* _DIRECTIONS_: Transcribe each line of the records below exactly, excluding any embedded images.

* START INPUT ROWS *

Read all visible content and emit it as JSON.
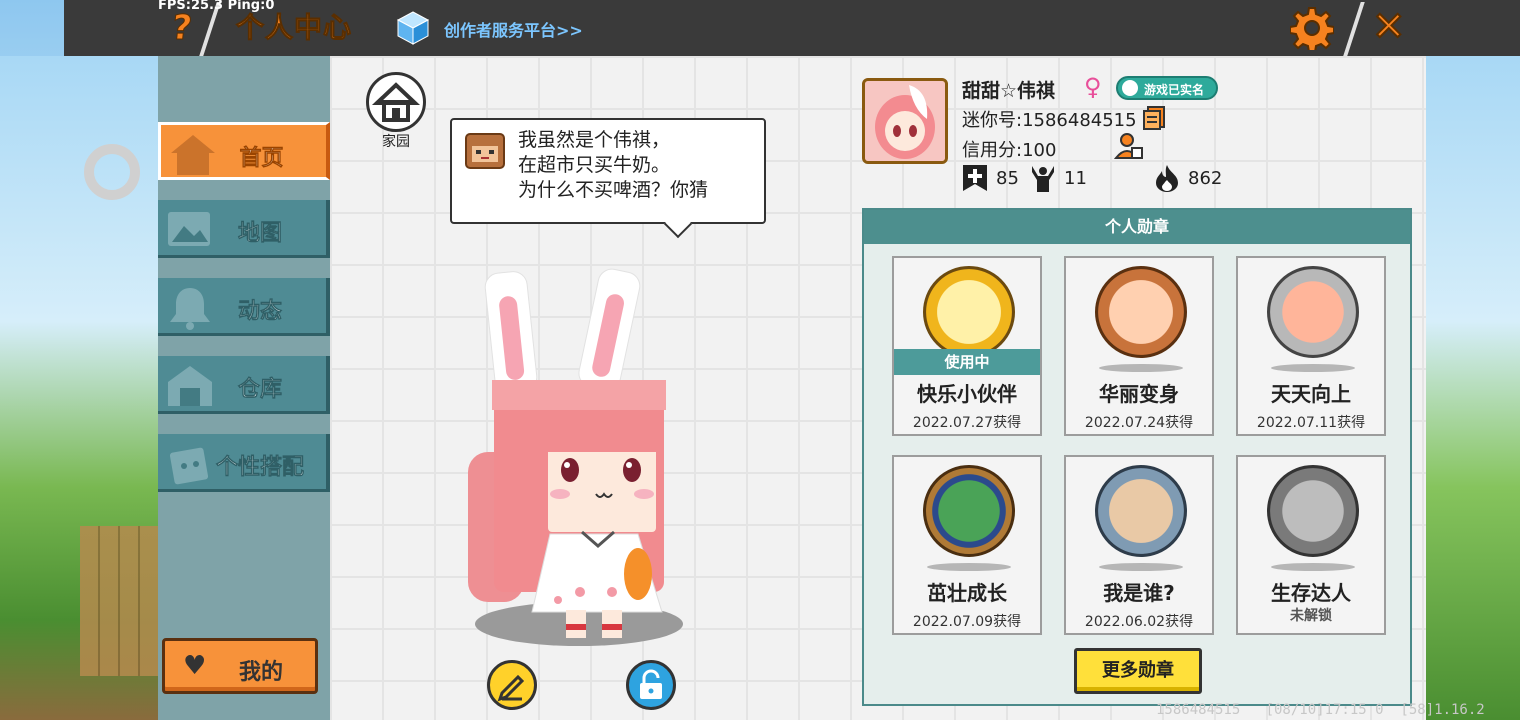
{
  "debug": {
    "fps": "FPS:25.3  Ping:0"
  },
  "header": {
    "help_label": "?",
    "title": "个人中心",
    "creator_link": "创作者服务平台>>",
    "close_label": "✕"
  },
  "sidebar": {
    "items": [
      {
        "label": "首页",
        "icon": "house-icon",
        "active": true
      },
      {
        "label": "地图",
        "icon": "picture-icon",
        "active": false
      },
      {
        "label": "动态",
        "icon": "bell-icon",
        "active": false
      },
      {
        "label": "仓库",
        "icon": "storage-icon",
        "active": false
      },
      {
        "label": "个性搭配",
        "icon": "outfit-icon",
        "active": false
      }
    ],
    "mine_label": "我的",
    "mine_icon": "♥"
  },
  "home": {
    "label": "家园"
  },
  "speech": {
    "lines": [
      "我虽然是个伟祺，",
      "在超市只买牛奶。",
      "为什么不买啤酒？你猜"
    ]
  },
  "profile": {
    "username": "甜甜☆伟祺",
    "gender_symbol": "♀",
    "verified_label": "游戏已实名",
    "mini_id": "迷你号:1586484515",
    "credit": "信用分:100",
    "stats": [
      {
        "icon": "bookmark-plus-icon",
        "value": "85"
      },
      {
        "icon": "cheer-icon",
        "value": "11"
      },
      {
        "icon": "flame-icon",
        "value": "862"
      }
    ]
  },
  "badges": {
    "header": "个人勋章",
    "in_use_label": "使用中",
    "items": [
      {
        "name": "快乐小伙伴",
        "date": "2022.07.27获得",
        "in_use": true,
        "color": "#f0b51c"
      },
      {
        "name": "华丽变身",
        "date": "2022.07.24获得",
        "in_use": false,
        "color": "#c8733b"
      },
      {
        "name": "天天向上",
        "date": "2022.07.11获得",
        "in_use": false,
        "color": "#9a9a9a"
      },
      {
        "name": "茁壮成长",
        "date": "2022.07.09获得",
        "in_use": false,
        "color": "#b07a36"
      },
      {
        "name": "我是谁?",
        "date": "2022.06.02获得",
        "in_use": false,
        "color": "#7f9bb3"
      },
      {
        "name": "生存达人",
        "status": "未解锁",
        "in_use": false,
        "color": "#8d8d8d"
      }
    ],
    "more_label": "更多勋章"
  },
  "footer": {
    "info": "1586484515   [08/10]17:15 0  [58]1.16.2"
  },
  "colors": {
    "accent": "#f6821f",
    "nav": "#4f8b94",
    "badge_header": "#4d8f8e"
  }
}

* END INPUT ROWS *

* _TASK RESPONSE_:
Read all visible content and emit it as JSON.
{
  "debug": {
    "fps": "FPS:25.3  Ping:0"
  },
  "header": {
    "help_label": "?",
    "title": "个人中心",
    "creator_link": "创作者服务平台>>",
    "close_label": "✕"
  },
  "sidebar": {
    "items": [
      {
        "label": "首页",
        "icon": "house-icon",
        "active": true
      },
      {
        "label": "地图",
        "icon": "picture-icon",
        "active": false
      },
      {
        "label": "动态",
        "icon": "bell-icon",
        "active": false
      },
      {
        "label": "仓库",
        "icon": "storage-icon",
        "active": false
      },
      {
        "label": "个性搭配",
        "icon": "outfit-icon",
        "active": false
      }
    ],
    "mine_label": "我的",
    "mine_icon": "♥"
  },
  "home": {
    "label": "家园"
  },
  "speech": {
    "lines": [
      "我虽然是个伟祺，",
      "在超市只买牛奶。",
      "为什么不买啤酒？你猜"
    ]
  },
  "profile": {
    "username": "甜甜☆伟祺",
    "gender_symbol": "♀",
    "verified_label": "游戏已实名",
    "mini_id": "迷你号:1586484515",
    "credit": "信用分:100",
    "stats": [
      {
        "icon": "bookmark-plus-icon",
        "value": "85"
      },
      {
        "icon": "cheer-icon",
        "value": "11"
      },
      {
        "icon": "flame-icon",
        "value": "862"
      }
    ]
  },
  "badges": {
    "header": "个人勋章",
    "in_use_label": "使用中",
    "items": [
      {
        "name": "快乐小伙伴",
        "date": "2022.07.27获得",
        "in_use": true,
        "color": "#f0b51c"
      },
      {
        "name": "华丽变身",
        "date": "2022.07.24获得",
        "in_use": false,
        "color": "#c8733b"
      },
      {
        "name": "天天向上",
        "date": "2022.07.11获得",
        "in_use": false,
        "color": "#9a9a9a"
      },
      {
        "name": "茁壮成长",
        "date": "2022.07.09获得",
        "in_use": false,
        "color": "#b07a36"
      },
      {
        "name": "我是谁?",
        "date": "2022.06.02获得",
        "in_use": false,
        "color": "#7f9bb3"
      },
      {
        "name": "生存达人",
        "status": "未解锁",
        "in_use": false,
        "color": "#8d8d8d"
      }
    ],
    "more_label": "更多勋章"
  },
  "footer": {
    "info": "1586484515   [08/10]17:15 0  [58]1.16.2"
  },
  "colors": {
    "accent": "#f6821f",
    "nav": "#4f8b94",
    "badge_header": "#4d8f8e"
  }
}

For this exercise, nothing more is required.